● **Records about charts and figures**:
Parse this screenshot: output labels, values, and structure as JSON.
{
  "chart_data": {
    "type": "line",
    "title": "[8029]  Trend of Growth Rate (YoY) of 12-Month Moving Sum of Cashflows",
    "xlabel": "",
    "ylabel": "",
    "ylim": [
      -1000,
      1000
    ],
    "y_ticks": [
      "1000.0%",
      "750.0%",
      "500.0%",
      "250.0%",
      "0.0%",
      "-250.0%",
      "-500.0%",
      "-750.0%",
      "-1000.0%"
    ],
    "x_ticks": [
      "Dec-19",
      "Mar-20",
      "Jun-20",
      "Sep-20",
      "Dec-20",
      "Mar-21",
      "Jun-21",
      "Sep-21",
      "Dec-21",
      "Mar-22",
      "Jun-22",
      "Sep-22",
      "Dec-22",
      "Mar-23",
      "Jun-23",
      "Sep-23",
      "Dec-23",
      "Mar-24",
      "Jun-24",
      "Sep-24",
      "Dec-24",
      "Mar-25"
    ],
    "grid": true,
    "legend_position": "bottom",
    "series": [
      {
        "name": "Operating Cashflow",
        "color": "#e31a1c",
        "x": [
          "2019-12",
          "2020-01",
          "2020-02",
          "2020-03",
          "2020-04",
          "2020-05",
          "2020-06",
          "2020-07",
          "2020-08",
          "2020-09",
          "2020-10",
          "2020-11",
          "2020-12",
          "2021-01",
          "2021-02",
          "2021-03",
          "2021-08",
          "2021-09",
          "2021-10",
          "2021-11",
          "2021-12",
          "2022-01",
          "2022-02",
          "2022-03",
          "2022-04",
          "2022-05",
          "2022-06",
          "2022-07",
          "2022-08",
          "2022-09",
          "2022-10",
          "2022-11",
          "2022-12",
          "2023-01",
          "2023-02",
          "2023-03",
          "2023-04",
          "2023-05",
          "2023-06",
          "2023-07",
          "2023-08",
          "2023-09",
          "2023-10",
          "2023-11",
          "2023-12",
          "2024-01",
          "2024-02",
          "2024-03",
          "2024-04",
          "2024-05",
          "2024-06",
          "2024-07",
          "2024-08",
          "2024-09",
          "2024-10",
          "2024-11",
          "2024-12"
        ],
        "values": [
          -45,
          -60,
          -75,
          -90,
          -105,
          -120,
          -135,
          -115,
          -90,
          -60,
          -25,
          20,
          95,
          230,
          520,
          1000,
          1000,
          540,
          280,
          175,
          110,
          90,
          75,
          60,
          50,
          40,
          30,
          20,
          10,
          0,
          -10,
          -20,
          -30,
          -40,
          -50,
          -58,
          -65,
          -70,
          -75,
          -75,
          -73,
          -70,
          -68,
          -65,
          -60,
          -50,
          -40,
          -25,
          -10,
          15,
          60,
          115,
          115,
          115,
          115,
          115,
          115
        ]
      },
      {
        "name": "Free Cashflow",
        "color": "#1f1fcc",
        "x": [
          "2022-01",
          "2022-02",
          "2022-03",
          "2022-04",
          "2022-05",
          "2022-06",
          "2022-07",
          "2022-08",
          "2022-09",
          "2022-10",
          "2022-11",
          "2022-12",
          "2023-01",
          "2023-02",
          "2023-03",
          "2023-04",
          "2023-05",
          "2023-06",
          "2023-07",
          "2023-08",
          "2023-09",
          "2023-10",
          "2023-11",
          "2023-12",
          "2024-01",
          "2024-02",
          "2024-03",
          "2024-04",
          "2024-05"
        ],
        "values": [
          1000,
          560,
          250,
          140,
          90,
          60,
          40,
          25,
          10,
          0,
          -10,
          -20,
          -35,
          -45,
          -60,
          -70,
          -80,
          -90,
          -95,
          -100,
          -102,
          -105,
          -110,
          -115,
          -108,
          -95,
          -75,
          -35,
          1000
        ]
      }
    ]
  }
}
--
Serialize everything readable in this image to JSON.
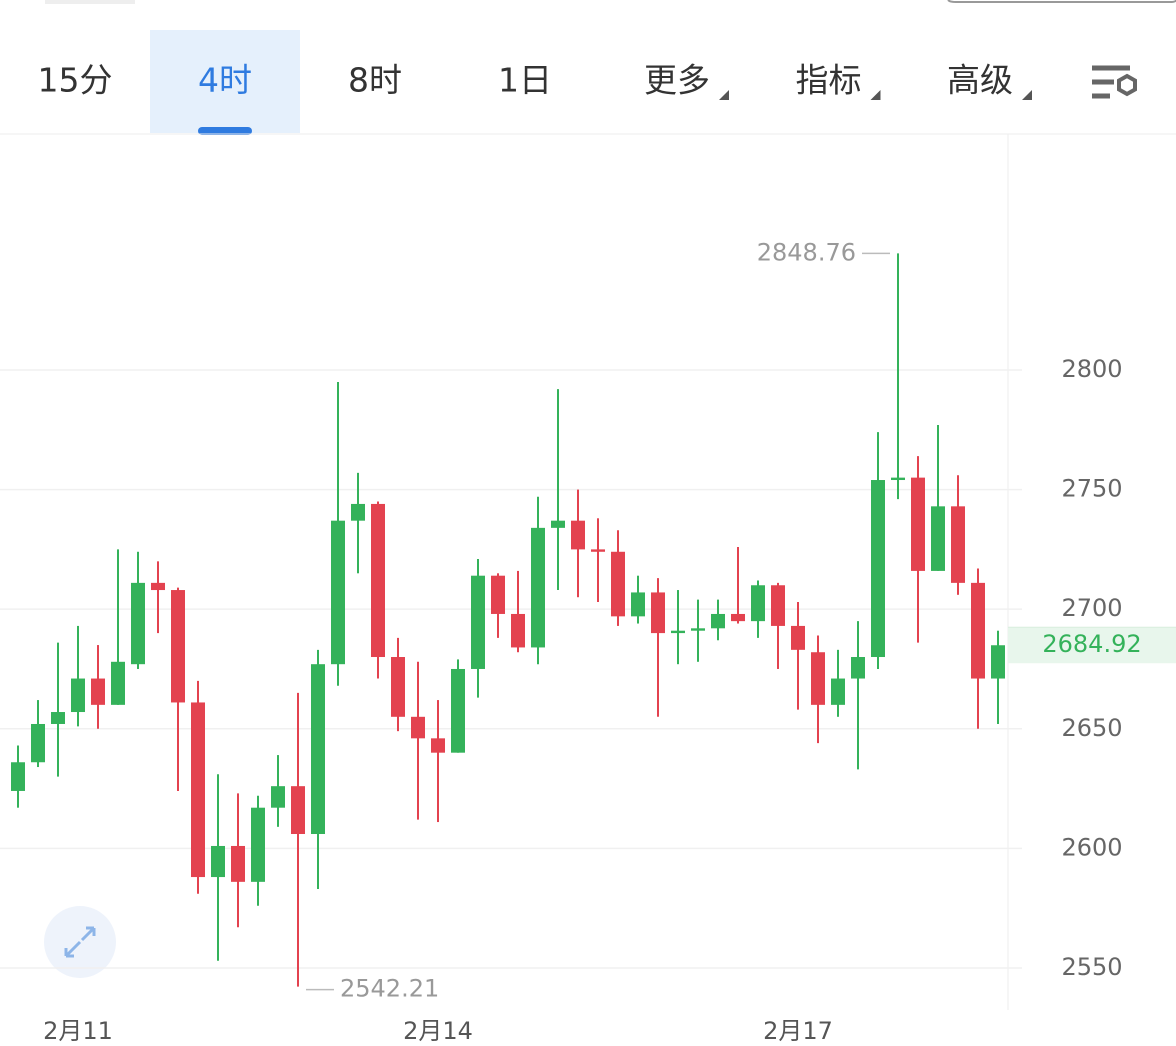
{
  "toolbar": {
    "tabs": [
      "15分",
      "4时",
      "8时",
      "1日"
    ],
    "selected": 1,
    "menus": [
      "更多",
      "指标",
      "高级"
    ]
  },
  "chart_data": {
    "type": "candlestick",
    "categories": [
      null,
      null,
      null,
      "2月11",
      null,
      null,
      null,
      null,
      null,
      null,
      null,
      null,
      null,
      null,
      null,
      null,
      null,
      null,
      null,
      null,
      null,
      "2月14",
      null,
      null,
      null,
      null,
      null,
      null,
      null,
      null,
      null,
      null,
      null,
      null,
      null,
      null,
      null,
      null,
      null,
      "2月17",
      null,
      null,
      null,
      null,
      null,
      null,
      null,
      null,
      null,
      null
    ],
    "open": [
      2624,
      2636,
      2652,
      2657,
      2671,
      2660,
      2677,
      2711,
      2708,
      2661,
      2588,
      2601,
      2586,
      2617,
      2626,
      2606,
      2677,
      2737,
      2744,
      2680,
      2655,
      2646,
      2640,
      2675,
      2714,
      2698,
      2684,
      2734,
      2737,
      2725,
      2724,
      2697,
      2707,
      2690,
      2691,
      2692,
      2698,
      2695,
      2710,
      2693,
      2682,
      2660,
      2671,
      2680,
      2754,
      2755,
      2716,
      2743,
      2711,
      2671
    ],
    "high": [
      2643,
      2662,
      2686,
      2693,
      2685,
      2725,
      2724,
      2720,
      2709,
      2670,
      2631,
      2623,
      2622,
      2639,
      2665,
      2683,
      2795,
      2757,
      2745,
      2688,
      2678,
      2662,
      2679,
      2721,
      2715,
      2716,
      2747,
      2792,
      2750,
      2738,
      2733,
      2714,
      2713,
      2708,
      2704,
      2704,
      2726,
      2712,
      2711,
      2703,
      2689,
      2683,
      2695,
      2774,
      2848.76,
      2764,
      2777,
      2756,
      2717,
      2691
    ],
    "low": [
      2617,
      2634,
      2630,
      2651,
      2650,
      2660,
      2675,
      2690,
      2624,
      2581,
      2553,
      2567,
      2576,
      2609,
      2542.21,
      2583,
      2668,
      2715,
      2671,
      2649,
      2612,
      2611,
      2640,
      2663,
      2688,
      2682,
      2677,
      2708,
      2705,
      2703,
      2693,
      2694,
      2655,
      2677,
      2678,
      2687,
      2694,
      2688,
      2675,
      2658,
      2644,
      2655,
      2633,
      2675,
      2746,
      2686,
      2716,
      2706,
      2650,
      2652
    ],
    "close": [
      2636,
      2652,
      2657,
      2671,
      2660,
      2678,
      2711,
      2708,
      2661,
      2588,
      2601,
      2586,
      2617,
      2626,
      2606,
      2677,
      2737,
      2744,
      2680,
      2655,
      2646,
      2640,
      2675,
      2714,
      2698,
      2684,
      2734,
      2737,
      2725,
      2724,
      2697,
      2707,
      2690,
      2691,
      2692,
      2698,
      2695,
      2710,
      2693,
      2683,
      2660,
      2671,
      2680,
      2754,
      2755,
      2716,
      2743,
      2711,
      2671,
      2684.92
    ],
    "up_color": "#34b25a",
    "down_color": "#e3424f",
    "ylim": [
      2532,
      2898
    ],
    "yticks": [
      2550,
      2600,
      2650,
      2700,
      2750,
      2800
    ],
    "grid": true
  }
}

● **TASK**:
Locate the lines above that hold the word "name". Show every one of them.

● **RESPONSE TO THIS EXERCISE**:
        "name": "Operating Cashflow",
        "name": "Free Cashflow",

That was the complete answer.